#### What is required
Reproduce all of the records exactly.

------ Source data

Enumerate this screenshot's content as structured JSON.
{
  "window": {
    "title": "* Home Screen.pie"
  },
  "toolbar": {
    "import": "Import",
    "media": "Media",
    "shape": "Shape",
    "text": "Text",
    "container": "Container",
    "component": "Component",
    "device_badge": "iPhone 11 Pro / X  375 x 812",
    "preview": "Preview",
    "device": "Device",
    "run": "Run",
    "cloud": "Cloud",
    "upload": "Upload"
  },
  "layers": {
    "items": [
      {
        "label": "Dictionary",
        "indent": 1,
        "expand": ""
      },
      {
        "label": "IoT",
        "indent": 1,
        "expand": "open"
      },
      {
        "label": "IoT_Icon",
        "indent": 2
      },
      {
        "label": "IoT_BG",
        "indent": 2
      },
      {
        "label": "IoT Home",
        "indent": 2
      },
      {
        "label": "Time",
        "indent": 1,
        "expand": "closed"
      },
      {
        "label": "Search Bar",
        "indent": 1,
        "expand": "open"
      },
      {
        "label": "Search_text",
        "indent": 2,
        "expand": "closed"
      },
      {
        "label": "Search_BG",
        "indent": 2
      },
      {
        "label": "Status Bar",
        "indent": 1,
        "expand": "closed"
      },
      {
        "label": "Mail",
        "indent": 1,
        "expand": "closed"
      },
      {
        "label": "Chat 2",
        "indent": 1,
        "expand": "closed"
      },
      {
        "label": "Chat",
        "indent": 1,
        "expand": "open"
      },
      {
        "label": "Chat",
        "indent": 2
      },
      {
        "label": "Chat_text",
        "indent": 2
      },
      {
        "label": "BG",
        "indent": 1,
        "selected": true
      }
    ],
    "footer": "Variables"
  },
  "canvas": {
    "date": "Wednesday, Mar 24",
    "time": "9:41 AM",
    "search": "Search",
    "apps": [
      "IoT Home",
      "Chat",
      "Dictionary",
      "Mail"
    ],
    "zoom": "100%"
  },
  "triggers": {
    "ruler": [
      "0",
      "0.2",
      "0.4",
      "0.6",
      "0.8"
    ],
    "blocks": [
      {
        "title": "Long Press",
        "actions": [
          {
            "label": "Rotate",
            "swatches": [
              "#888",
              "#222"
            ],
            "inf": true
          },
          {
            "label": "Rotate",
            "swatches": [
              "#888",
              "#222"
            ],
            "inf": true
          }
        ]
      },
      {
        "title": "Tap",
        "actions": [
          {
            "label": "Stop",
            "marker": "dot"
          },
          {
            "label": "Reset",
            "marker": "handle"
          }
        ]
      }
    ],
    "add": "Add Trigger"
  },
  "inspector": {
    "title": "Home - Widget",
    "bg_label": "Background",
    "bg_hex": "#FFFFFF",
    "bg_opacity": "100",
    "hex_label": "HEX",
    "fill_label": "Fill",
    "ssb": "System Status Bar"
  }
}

------------

#### Full response
Enumerate this screenshot's content as structured JSON.
{
  "window": {
    "title": "* Home Screen.pie"
  },
  "toolbar": {
    "import": "Import",
    "media": "Media",
    "shape": "Shape",
    "text": "Text",
    "container": "Container",
    "component": "Component",
    "device_badge": "iPhone 11 Pro / X  375 x 812",
    "preview": "Preview",
    "device": "Device",
    "run": "Run",
    "cloud": "Cloud",
    "upload": "Upload"
  },
  "layers": {
    "items": [
      {
        "label": "Dictionary",
        "indent": 1,
        "expand": ""
      },
      {
        "label": "IoT",
        "indent": 1,
        "expand": "open"
      },
      {
        "label": "IoT_Icon",
        "indent": 2
      },
      {
        "label": "IoT_BG",
        "indent": 2
      },
      {
        "label": "IoT Home",
        "indent": 2
      },
      {
        "label": "Time",
        "indent": 1,
        "expand": "closed"
      },
      {
        "label": "Search Bar",
        "indent": 1,
        "expand": "open"
      },
      {
        "label": "Search_text",
        "indent": 2,
        "expand": "closed"
      },
      {
        "label": "Search_BG",
        "indent": 2
      },
      {
        "label": "Status Bar",
        "indent": 1,
        "expand": "closed"
      },
      {
        "label": "Mail",
        "indent": 1,
        "expand": "closed"
      },
      {
        "label": "Chat 2",
        "indent": 1,
        "expand": "closed"
      },
      {
        "label": "Chat",
        "indent": 1,
        "expand": "open"
      },
      {
        "label": "Chat",
        "indent": 2
      },
      {
        "label": "Chat_text",
        "indent": 2
      },
      {
        "label": "BG",
        "indent": 1,
        "selected": true
      }
    ],
    "footer": "Variables"
  },
  "canvas": {
    "date": "Wednesday, Mar 24",
    "time": "9:41 AM",
    "search": "Search",
    "apps": [
      "IoT Home",
      "Chat",
      "Dictionary",
      "Mail"
    ],
    "zoom": "100%"
  },
  "triggers": {
    "ruler": [
      "0",
      "0.2",
      "0.4",
      "0.6",
      "0.8"
    ],
    "blocks": [
      {
        "title": "Long Press",
        "actions": [
          {
            "label": "Rotate",
            "swatches": [
              "#888",
              "#222"
            ],
            "inf": true
          },
          {
            "label": "Rotate",
            "swatches": [
              "#888",
              "#222"
            ],
            "inf": true
          }
        ]
      },
      {
        "title": "Tap",
        "actions": [
          {
            "label": "Stop",
            "marker": "dot"
          },
          {
            "label": "Reset",
            "marker": "handle"
          }
        ]
      }
    ],
    "add": "Add Trigger"
  },
  "inspector": {
    "title": "Home - Widget",
    "bg_label": "Background",
    "bg_hex": "#FFFFFF",
    "bg_opacity": "100",
    "hex_label": "HEX",
    "fill_label": "Fill",
    "ssb": "System Status Bar"
  }
}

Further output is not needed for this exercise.